WHAT THE TASK ASKS: Pick out each line of the records in which the word "type" appears.

DATA ROWS:

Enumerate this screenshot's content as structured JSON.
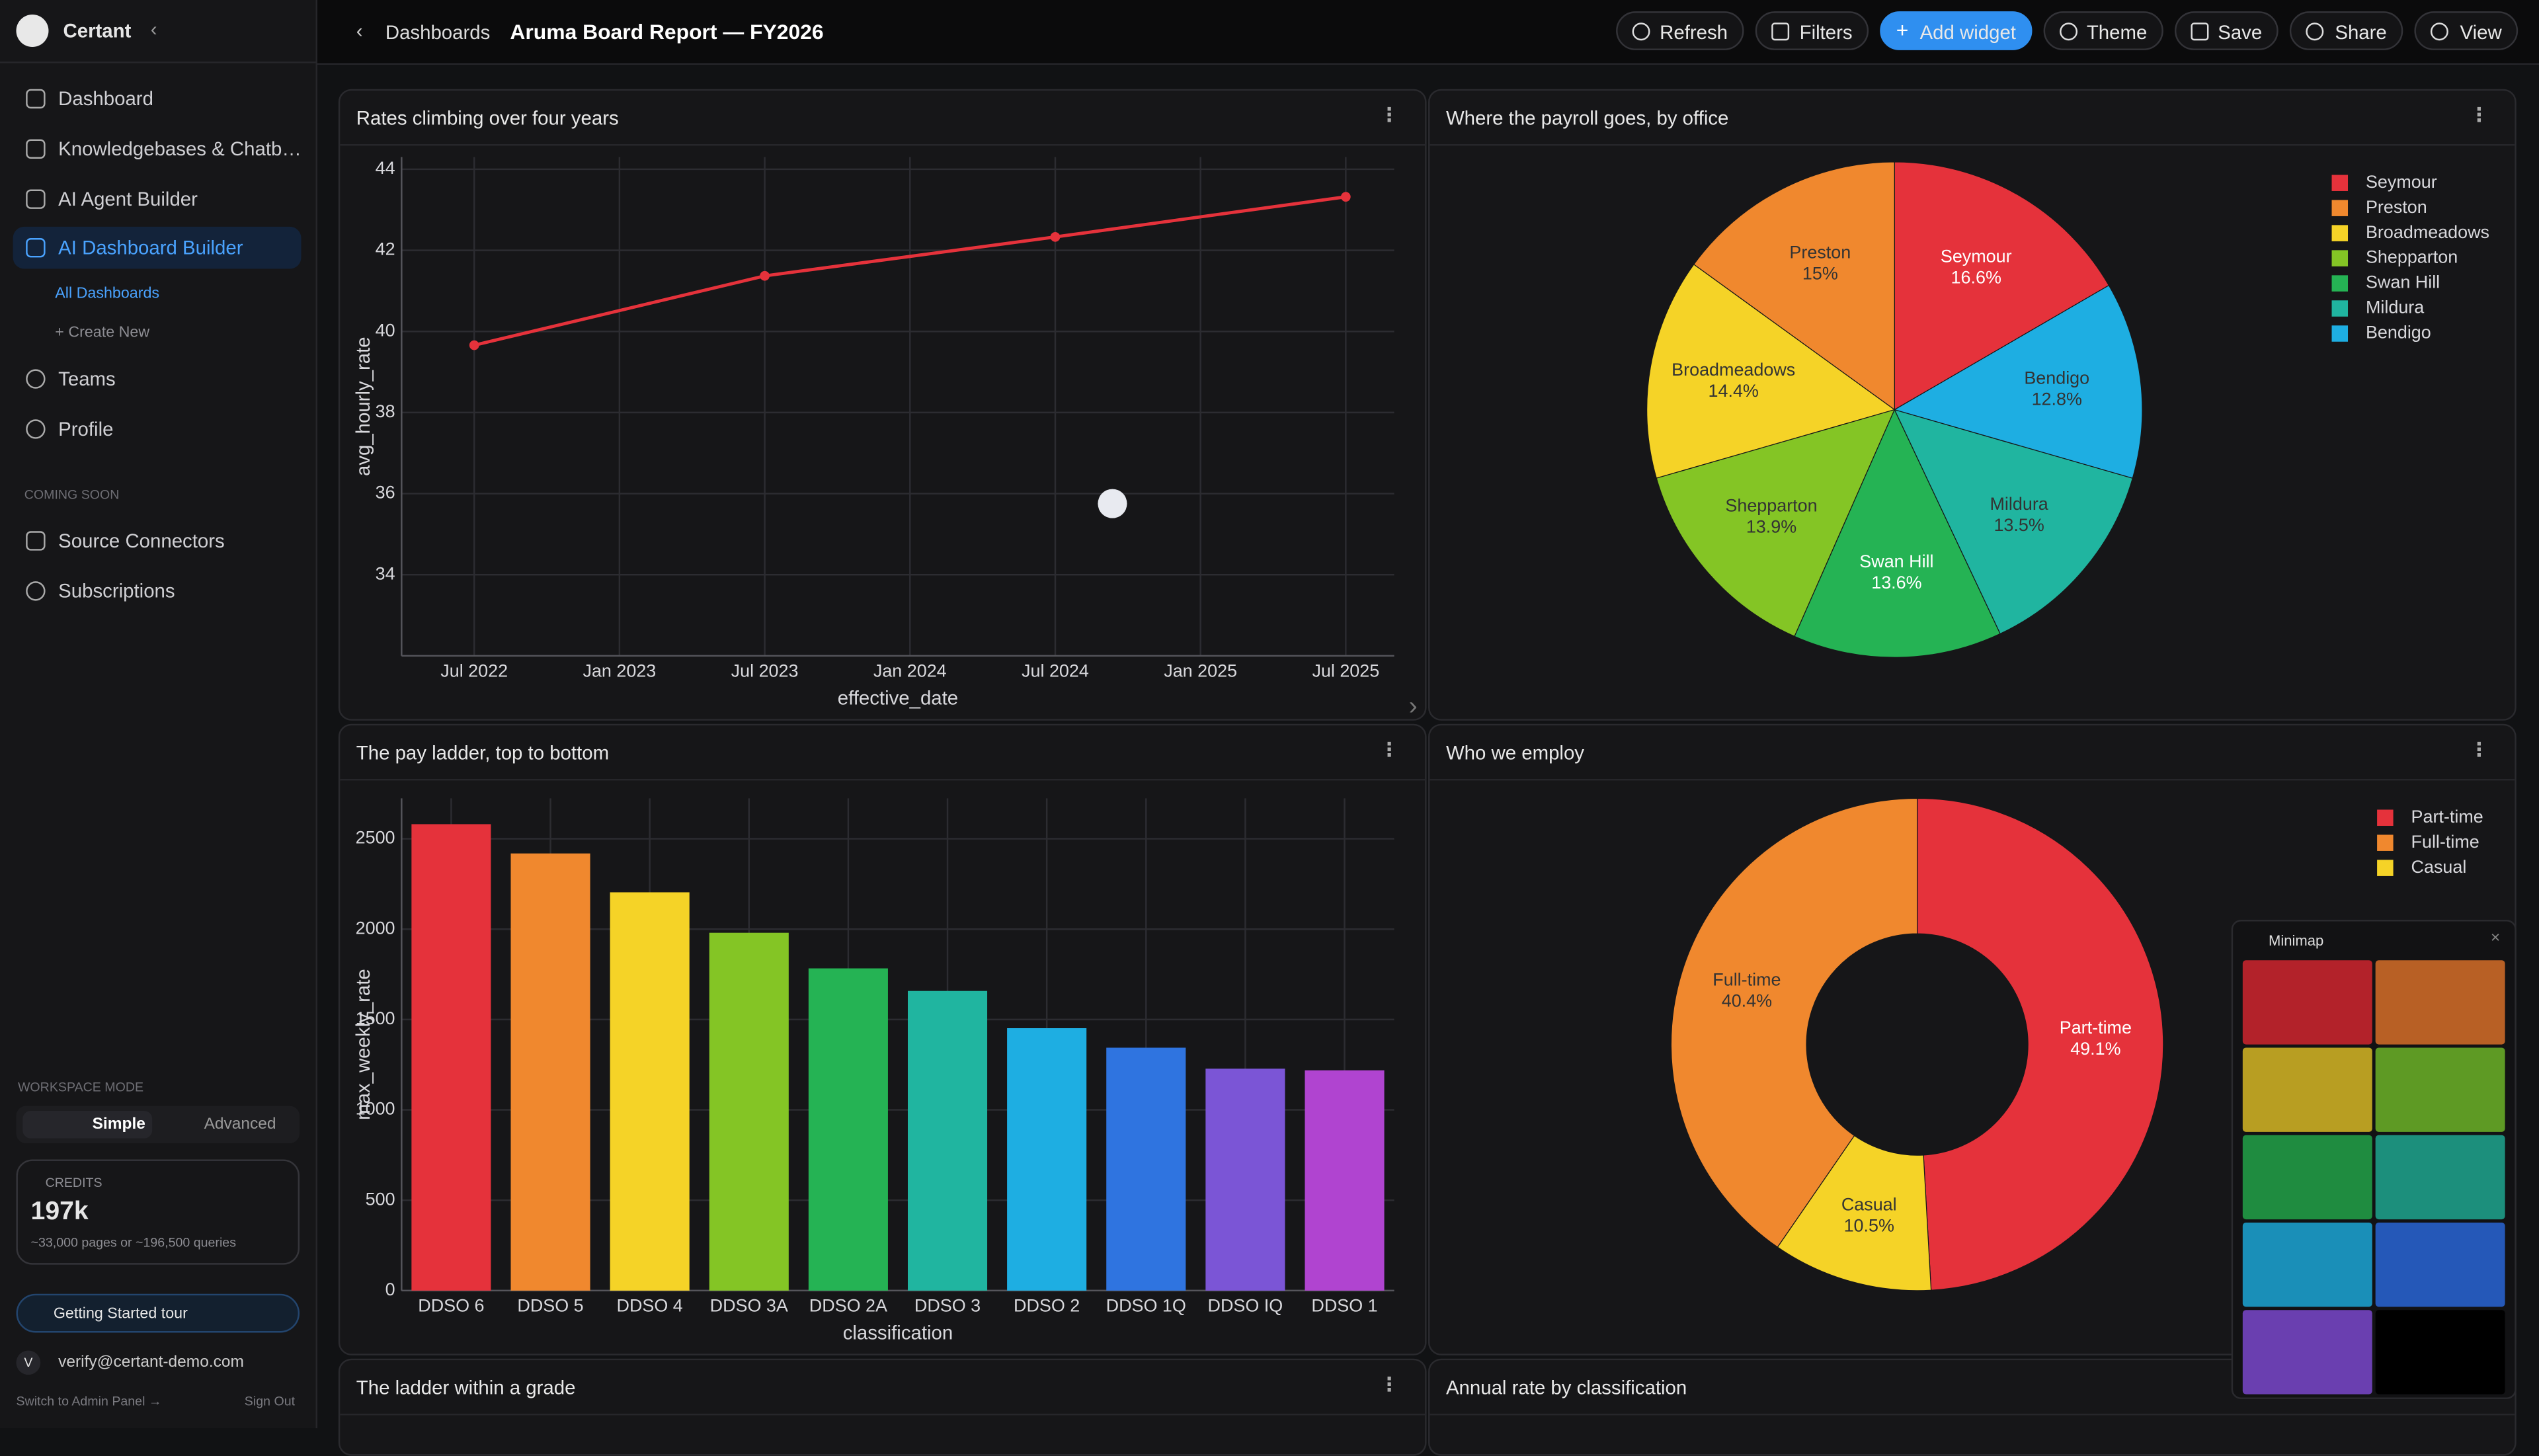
{
  "sidebar": {
    "brand": "Certant",
    "nav": [
      "Dashboard",
      "Knowledgebases & Chatb…",
      "AI Agent Builder",
      "AI Dashboard Builder"
    ],
    "sub_nav": [
      "All Dashboards",
      "+ Create New"
    ],
    "nav2": [
      "Teams",
      "Profile"
    ],
    "coming_soon_label": "COMING SOON",
    "coming_soon": [
      "Source Connectors",
      "Subscriptions"
    ],
    "workspace_mode_label": "WORKSPACE MODE",
    "modes": [
      "Simple",
      "Advanced"
    ],
    "credits_label": "CREDITS",
    "credits_value": "197k",
    "credits_note": "~33,000 pages or ~196,500 queries",
    "tour": "Getting Started tour",
    "avatar": "V",
    "email": "verify@certant-demo.com",
    "admin_link": "Switch to Admin Panel →",
    "sign_out": "Sign Out"
  },
  "topbar": {
    "back": "Dashboards",
    "title": "Aruma Board Report — FY2026",
    "buttons": [
      "Refresh",
      "Filters",
      "Add widget",
      "Theme",
      "Save",
      "Share",
      "View"
    ]
  },
  "more_widgets": [
    "The ladder within a grade",
    "Annual rate by classification"
  ],
  "minimap": {
    "title": "Minimap"
  },
  "chart_data": [
    {
      "type": "line",
      "title": "Rates climbing over four years",
      "x": [
        "2022-07",
        "2023-07",
        "2024-07",
        "2025-07"
      ],
      "values": [
        39.66,
        41.37,
        42.33,
        43.32
      ],
      "color": "#e5323b",
      "xlabel": "effective_date",
      "ylabel": "avg_hourly_rate",
      "xlim": [
        "2022-04",
        "2025-09"
      ],
      "xticks": [
        {
          "value": "2022-07",
          "label": "Jul 2022"
        },
        {
          "value": "2023-01",
          "label": "Jan 2023"
        },
        {
          "value": "2023-07",
          "label": "Jul 2023"
        },
        {
          "value": "2024-01",
          "label": "Jan 2024"
        },
        {
          "value": "2024-07",
          "label": "Jul 2024"
        },
        {
          "value": "2025-01",
          "label": "Jan 2025"
        },
        {
          "value": "2025-07",
          "label": "Jul 2025"
        }
      ],
      "ylim": [
        32,
        44.3
      ],
      "yticks": [
        34,
        36,
        38,
        40,
        42,
        44
      ],
      "grid": true
    },
    {
      "type": "pie",
      "title": "Where the payroll goes, by office",
      "categories": [
        "Seymour",
        "Preston",
        "Broadmeadows",
        "Shepparton",
        "Swan Hill",
        "Mildura",
        "Bendigo"
      ],
      "values": [
        16.6,
        15,
        14.4,
        13.9,
        13.6,
        13.5,
        12.8
      ],
      "value_labels": [
        "16.6%",
        "15%",
        "14.4%",
        "13.9%",
        "13.6%",
        "13.5%",
        "12.8%"
      ],
      "colors": [
        "#e5323b",
        "#f0882e",
        "#f5d327",
        "#84c525",
        "#25b354",
        "#20b5a0",
        "#1eaee2"
      ],
      "direction": "counterclockwise",
      "legend": "top-right"
    },
    {
      "type": "bar",
      "title": "The pay ladder, top to bottom",
      "categories": [
        "DDSO 6",
        "DDSO 5",
        "DDSO 4",
        "DDSO 3A",
        "DDSO 2A",
        "DDSO 3",
        "DDSO 2",
        "DDSO 1Q",
        "DDSO IQ",
        "DDSO 1"
      ],
      "values": [
        2581,
        2419,
        2204,
        1980,
        1783,
        1658,
        1452,
        1344,
        1228,
        1219
      ],
      "colors": [
        "#e5323b",
        "#f0882e",
        "#f5d327",
        "#84c525",
        "#25b354",
        "#20b5a0",
        "#1eaee2",
        "#2f74e0",
        "#7b55d6",
        "#b044d0"
      ],
      "xlabel": "classification",
      "ylabel": "max_weekly_rate",
      "ylim": [
        0,
        2724
      ],
      "yticks": [
        0,
        500,
        1000,
        1500,
        2000,
        2500
      ],
      "grid": true
    },
    {
      "type": "pie",
      "title": "Who we employ",
      "categories": [
        "Part-time",
        "Full-time",
        "Casual"
      ],
      "values": [
        49.1,
        40.4,
        10.5
      ],
      "value_labels": [
        "49.1%",
        "40.4%",
        "10.5%"
      ],
      "colors": [
        "#e5323b",
        "#f0882e",
        "#f5d327"
      ],
      "hole": 0.45,
      "direction": "counterclockwise",
      "legend": "top-right"
    }
  ]
}
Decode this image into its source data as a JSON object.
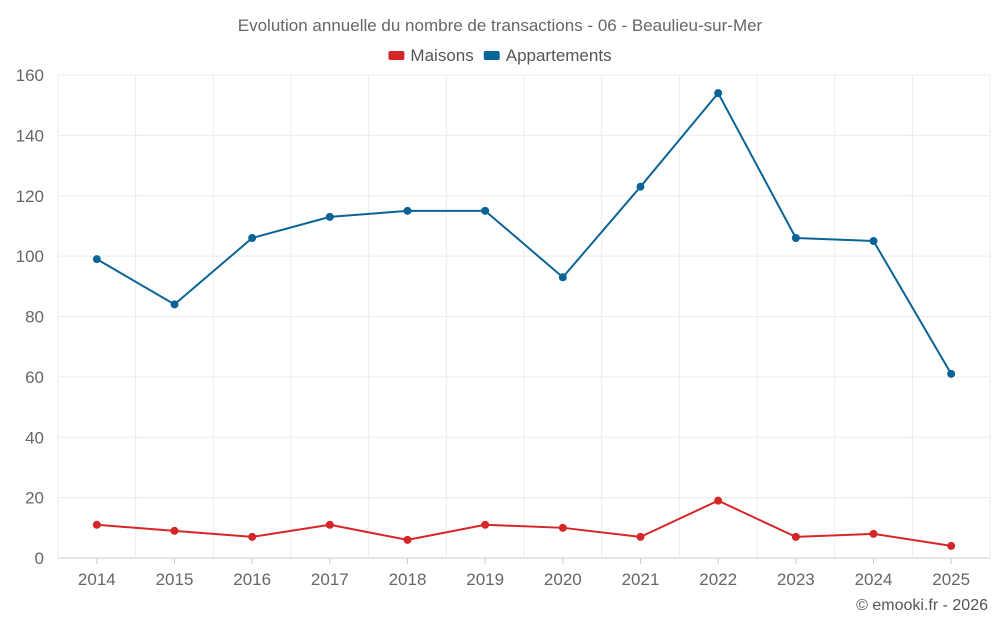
{
  "chart_data": {
    "type": "line",
    "title": "Evolution annuelle du nombre de transactions - 06 - Beaulieu-sur-Mer",
    "xlabel": "",
    "ylabel": "",
    "categories": [
      "2014",
      "2015",
      "2016",
      "2017",
      "2018",
      "2019",
      "2020",
      "2021",
      "2022",
      "2023",
      "2024",
      "2025"
    ],
    "ylim": [
      0,
      160
    ],
    "yticks": [
      0,
      20,
      40,
      60,
      80,
      100,
      120,
      140,
      160
    ],
    "grid": true,
    "legend_position": "top-center",
    "series": [
      {
        "name": "Maisons",
        "color": "#d62728",
        "values": [
          11,
          9,
          7,
          11,
          6,
          11,
          10,
          7,
          19,
          7,
          8,
          4
        ]
      },
      {
        "name": "Appartements",
        "color": "#0b6496",
        "values": [
          99,
          84,
          106,
          113,
          115,
          115,
          93,
          123,
          154,
          106,
          105,
          61
        ]
      }
    ]
  },
  "credit": "© emooki.fr - 2026"
}
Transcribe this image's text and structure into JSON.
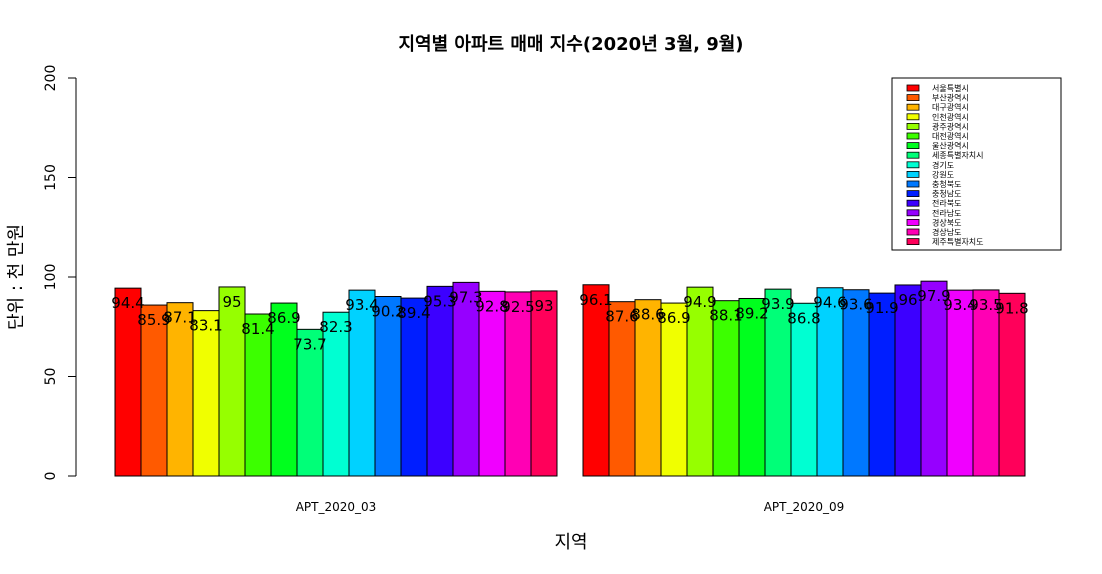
{
  "chart_data": {
    "type": "bar",
    "title": "지역별 아파트 매매 지수(2020년 3월, 9월)",
    "xlabel": "지역",
    "ylabel": "단위 : 천 만원",
    "ylim": [
      0,
      200
    ],
    "yticks": [
      "0",
      "50",
      "100",
      "150",
      "200"
    ],
    "grid": false,
    "legend_position": "top-right",
    "categories": [
      "APT_2020_03",
      "APT_2020_09"
    ],
    "series": [
      {
        "name": "서울특별시",
        "color": "#FF0000",
        "values": [
          94.4,
          96.1
        ]
      },
      {
        "name": "부산광역시",
        "color": "#FF5A00",
        "values": [
          85.9,
          87.6
        ]
      },
      {
        "name": "대구광역시",
        "color": "#FFB400",
        "values": [
          87.1,
          88.6
        ]
      },
      {
        "name": "인천광역시",
        "color": "#F0FF00",
        "values": [
          83.1,
          86.9
        ]
      },
      {
        "name": "광주광역시",
        "color": "#96FF00",
        "values": [
          95,
          94.9
        ]
      },
      {
        "name": "대전광역시",
        "color": "#3CFF00",
        "values": [
          81.4,
          88.1
        ]
      },
      {
        "name": "울산광역시",
        "color": "#00FF1E",
        "values": [
          86.9,
          89.2
        ]
      },
      {
        "name": "세종특별자치시",
        "color": "#00FF78",
        "values": [
          73.7,
          93.9
        ]
      },
      {
        "name": "경기도",
        "color": "#00FFD2",
        "values": [
          82.3,
          86.8
        ]
      },
      {
        "name": "강원도",
        "color": "#00D2FF",
        "values": [
          93.4,
          94.6
        ]
      },
      {
        "name": "충청북도",
        "color": "#0078FF",
        "values": [
          90.2,
          93.6
        ]
      },
      {
        "name": "충청남도",
        "color": "#001EFF",
        "values": [
          89.4,
          91.9
        ]
      },
      {
        "name": "전라북도",
        "color": "#3C00FF",
        "values": [
          95.3,
          96
        ]
      },
      {
        "name": "전라남도",
        "color": "#9600FF",
        "values": [
          97.3,
          97.9
        ]
      },
      {
        "name": "경상북도",
        "color": "#F000FF",
        "values": [
          92.8,
          93.4
        ]
      },
      {
        "name": "경상남도",
        "color": "#FF00B4",
        "values": [
          92.5,
          93.5
        ]
      },
      {
        "name": "제주특별자치도",
        "color": "#FF005A",
        "values": [
          93,
          91.8
        ]
      }
    ]
  }
}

EXERCISE SOLUTION:
      "type": "line",
      "type": "pie",
      "type": "bar",
      "type": "pie",
    "type": "line",
    "type": "bar",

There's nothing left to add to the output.